## Material:

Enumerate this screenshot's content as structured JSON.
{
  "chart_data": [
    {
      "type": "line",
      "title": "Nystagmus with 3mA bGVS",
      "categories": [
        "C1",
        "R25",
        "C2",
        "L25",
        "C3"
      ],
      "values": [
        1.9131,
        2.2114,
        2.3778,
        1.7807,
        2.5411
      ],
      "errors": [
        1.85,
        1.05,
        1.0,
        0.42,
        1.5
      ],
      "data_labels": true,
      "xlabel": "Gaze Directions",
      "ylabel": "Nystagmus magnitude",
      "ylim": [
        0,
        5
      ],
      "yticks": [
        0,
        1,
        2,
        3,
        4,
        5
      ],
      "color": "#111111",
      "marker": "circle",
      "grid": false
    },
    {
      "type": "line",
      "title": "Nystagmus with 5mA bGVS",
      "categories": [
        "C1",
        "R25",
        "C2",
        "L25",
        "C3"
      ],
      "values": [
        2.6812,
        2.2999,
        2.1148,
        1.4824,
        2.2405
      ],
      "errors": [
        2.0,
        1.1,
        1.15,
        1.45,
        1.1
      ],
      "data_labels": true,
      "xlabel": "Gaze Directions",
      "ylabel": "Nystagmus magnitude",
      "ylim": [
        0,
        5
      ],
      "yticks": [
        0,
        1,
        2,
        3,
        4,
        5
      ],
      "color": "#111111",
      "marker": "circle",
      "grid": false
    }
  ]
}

## Given instruction:
All the entries above need to be reproduced exactly.

## Task answer:
Enumerate this screenshot's content as structured JSON.
{
  "chart_data": [
    {
      "type": "line",
      "title": "Nystagmus with 3mA bGVS",
      "categories": [
        "C1",
        "R25",
        "C2",
        "L25",
        "C3"
      ],
      "values": [
        1.9131,
        2.2114,
        2.3778,
        1.7807,
        2.5411
      ],
      "errors": [
        1.85,
        1.05,
        1.0,
        0.42,
        1.5
      ],
      "data_labels": true,
      "xlabel": "Gaze Directions",
      "ylabel": "Nystagmus magnitude",
      "ylim": [
        0,
        5
      ],
      "yticks": [
        0,
        1,
        2,
        3,
        4,
        5
      ],
      "color": "#111111",
      "marker": "circle",
      "grid": false
    },
    {
      "type": "line",
      "title": "Nystagmus with 5mA bGVS",
      "categories": [
        "C1",
        "R25",
        "C2",
        "L25",
        "C3"
      ],
      "values": [
        2.6812,
        2.2999,
        2.1148,
        1.4824,
        2.2405
      ],
      "errors": [
        2.0,
        1.1,
        1.15,
        1.45,
        1.1
      ],
      "data_labels": true,
      "xlabel": "Gaze Directions",
      "ylabel": "Nystagmus magnitude",
      "ylim": [
        0,
        5
      ],
      "yticks": [
        0,
        1,
        2,
        3,
        4,
        5
      ],
      "color": "#111111",
      "marker": "circle",
      "grid": false
    }
  ]
}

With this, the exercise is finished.